WHAT TO WORK ON
Every record should be copied exactly, except that pictures are to be omitted.

LISTED ENTRIES
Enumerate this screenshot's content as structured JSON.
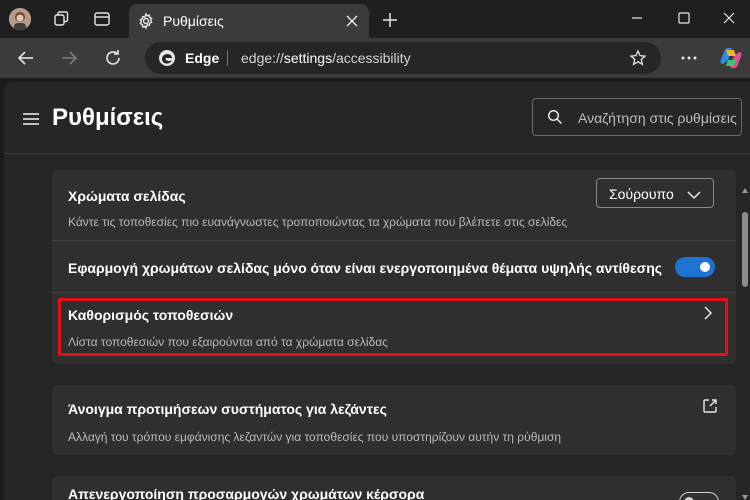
{
  "tab": {
    "title": "Ρυθμίσεις"
  },
  "address": {
    "brand": "Edge",
    "url_prefix": "edge://",
    "url_host": "settings",
    "url_path": "/accessibility"
  },
  "page": {
    "title": "Ρυθμίσεις",
    "search_placeholder": "Αναζήτηση στις ρυθμίσεις"
  },
  "page_colors": {
    "title": "Χρώματα σελίδας",
    "description": "Κάντε τις τοποθεσίες πιο ευανάγνωστες τροποποιώντας τα χρώματα που βλέπετε στις σελίδες",
    "selected": "Σούρουπο"
  },
  "high_contrast": {
    "title": "Εφαρμογή χρωμάτων σελίδας μόνο όταν είναι ενεργοποιημένα θέματα υψηλής αντίθεσης",
    "enabled": true
  },
  "customize_sites": {
    "title": "Καθορισμός τοποθεσιών",
    "description": "Λίστα τοποθεσιών που εξαιρούνται από τα χρώματα σελίδας"
  },
  "captions": {
    "title": "Άνοιγμα προτιμήσεων συστήματος για λεζάντες",
    "description": "Αλλαγή του τρόπου εμφάνισης λεζαντών για τοποθεσίες που υποστηρίζουν αυτήν τη ρύθμιση"
  },
  "partial_row": {
    "title": "Απενεργοποίηση προσαρμογών χρωμάτων κέρσορα",
    "enabled": false
  },
  "colors": {
    "accent": "#1f73d0",
    "highlight": "#e3101c",
    "background": "#262626",
    "card": "#2f2f2f"
  }
}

RIGHT ANSWER
Enumerate this screenshot's content as structured JSON.
{
  "tab": {
    "title": "Ρυθμίσεις"
  },
  "address": {
    "brand": "Edge",
    "url_prefix": "edge://",
    "url_host": "settings",
    "url_path": "/accessibility"
  },
  "page": {
    "title": "Ρυθμίσεις",
    "search_placeholder": "Αναζήτηση στις ρυθμίσεις"
  },
  "page_colors": {
    "title": "Χρώματα σελίδας",
    "description": "Κάντε τις τοποθεσίες πιο ευανάγνωστες τροποποιώντας τα χρώματα που βλέπετε στις σελίδες",
    "selected": "Σούρουπο"
  },
  "high_contrast": {
    "title": "Εφαρμογή χρωμάτων σελίδας μόνο όταν είναι ενεργοποιημένα θέματα υψηλής αντίθεσης",
    "enabled": true
  },
  "customize_sites": {
    "title": "Καθορισμός τοποθεσιών",
    "description": "Λίστα τοποθεσιών που εξαιρούνται από τα χρώματα σελίδας"
  },
  "captions": {
    "title": "Άνοιγμα προτιμήσεων συστήματος για λεζάντες",
    "description": "Αλλαγή του τρόπου εμφάνισης λεζαντών για τοποθεσίες που υποστηρίζουν αυτήν τη ρύθμιση"
  },
  "partial_row": {
    "title": "Απενεργοποίηση προσαρμογών χρωμάτων κέρσορα",
    "enabled": false
  },
  "colors": {
    "accent": "#1f73d0",
    "highlight": "#e3101c",
    "background": "#262626",
    "card": "#2f2f2f"
  }
}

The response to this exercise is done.